Below are the records; copy each line in them that holds the word "label".

Entries taken from a collection
┌──

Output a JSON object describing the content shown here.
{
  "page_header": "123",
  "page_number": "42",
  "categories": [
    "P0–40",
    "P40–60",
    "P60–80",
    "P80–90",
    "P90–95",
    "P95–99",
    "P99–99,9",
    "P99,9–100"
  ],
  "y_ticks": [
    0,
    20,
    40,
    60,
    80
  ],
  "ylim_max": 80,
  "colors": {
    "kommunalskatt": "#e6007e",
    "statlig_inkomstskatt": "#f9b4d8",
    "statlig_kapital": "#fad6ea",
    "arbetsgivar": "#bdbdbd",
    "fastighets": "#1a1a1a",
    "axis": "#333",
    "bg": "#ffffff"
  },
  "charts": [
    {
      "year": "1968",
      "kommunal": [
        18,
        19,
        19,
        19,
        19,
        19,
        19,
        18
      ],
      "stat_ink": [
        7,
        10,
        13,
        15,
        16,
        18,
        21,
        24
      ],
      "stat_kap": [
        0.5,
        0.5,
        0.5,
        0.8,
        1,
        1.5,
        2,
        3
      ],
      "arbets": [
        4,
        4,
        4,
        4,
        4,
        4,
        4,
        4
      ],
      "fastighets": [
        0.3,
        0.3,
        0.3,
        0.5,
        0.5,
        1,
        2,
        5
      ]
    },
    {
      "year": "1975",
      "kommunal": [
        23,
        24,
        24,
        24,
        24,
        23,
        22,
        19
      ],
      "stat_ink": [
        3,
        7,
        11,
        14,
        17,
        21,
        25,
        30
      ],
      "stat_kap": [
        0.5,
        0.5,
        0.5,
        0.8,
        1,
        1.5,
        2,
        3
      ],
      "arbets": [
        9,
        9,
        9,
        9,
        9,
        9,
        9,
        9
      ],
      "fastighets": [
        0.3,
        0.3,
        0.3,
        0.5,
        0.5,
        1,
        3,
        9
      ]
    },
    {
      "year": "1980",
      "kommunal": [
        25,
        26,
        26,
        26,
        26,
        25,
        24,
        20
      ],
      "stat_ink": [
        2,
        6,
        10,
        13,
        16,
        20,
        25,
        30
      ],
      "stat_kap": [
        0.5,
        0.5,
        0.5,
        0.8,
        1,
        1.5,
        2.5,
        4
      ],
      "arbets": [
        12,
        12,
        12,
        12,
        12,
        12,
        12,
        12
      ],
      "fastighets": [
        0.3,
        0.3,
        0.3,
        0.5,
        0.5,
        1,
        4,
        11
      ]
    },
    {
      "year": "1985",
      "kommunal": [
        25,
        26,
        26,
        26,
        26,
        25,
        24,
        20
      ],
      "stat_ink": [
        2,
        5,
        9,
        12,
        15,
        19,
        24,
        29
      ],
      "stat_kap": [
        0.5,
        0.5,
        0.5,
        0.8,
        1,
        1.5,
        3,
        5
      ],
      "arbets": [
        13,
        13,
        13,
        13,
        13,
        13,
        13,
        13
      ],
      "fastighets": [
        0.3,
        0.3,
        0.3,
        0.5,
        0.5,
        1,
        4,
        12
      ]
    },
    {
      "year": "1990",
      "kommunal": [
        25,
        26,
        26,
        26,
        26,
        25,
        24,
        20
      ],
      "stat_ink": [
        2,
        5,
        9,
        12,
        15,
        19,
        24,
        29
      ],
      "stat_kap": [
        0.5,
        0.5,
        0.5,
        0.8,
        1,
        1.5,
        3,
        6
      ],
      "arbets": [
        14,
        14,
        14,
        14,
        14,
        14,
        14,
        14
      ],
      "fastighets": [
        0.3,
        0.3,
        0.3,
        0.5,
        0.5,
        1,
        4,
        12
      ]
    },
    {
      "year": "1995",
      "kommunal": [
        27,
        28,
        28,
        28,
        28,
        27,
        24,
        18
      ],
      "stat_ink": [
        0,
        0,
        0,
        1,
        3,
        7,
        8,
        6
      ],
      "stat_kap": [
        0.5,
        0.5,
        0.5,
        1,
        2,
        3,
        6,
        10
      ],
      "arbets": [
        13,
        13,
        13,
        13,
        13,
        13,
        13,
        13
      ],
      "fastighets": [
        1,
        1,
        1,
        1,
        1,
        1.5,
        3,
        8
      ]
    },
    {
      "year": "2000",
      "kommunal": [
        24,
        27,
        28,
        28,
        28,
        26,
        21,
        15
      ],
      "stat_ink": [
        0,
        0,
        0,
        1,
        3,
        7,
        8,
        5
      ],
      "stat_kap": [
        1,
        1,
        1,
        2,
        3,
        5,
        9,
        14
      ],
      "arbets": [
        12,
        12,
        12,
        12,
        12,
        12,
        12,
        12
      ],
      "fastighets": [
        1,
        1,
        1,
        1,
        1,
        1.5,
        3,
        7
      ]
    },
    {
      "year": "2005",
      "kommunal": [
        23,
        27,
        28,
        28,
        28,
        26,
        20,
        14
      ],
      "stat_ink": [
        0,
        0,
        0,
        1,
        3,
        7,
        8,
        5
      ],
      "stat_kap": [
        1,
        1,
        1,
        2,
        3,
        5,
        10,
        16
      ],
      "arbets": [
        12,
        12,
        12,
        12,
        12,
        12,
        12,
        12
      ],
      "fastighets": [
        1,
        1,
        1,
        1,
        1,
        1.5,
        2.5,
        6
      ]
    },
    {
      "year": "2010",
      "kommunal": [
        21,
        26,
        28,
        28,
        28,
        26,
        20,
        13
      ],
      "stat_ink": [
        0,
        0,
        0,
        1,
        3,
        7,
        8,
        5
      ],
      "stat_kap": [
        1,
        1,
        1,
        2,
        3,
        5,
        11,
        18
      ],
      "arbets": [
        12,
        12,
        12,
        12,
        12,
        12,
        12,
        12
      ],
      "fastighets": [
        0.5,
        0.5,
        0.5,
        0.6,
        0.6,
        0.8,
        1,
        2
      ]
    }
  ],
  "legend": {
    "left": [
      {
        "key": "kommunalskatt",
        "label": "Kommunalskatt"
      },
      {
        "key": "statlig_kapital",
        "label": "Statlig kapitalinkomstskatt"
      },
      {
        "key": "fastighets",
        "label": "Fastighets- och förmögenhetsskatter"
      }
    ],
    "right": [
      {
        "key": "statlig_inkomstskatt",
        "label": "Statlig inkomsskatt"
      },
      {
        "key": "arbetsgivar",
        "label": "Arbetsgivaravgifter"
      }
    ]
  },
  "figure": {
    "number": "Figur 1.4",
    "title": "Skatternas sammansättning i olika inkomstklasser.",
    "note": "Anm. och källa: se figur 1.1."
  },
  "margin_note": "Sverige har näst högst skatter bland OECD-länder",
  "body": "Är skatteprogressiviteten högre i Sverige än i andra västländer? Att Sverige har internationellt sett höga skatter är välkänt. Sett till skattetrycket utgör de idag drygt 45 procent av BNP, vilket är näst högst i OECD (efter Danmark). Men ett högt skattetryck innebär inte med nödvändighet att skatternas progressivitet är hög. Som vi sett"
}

└──

▸ **SOLUTION TO THIS EXERCISE**
        "label": "Kommunalskatt"
        "label": "Statlig kapitalinkomstskatt"
        "label": "Fastighets- och förmögenhetsskatter"
        "label": "Statlig inkomsskatt"
        "label": "Arbetsgivaravgifter"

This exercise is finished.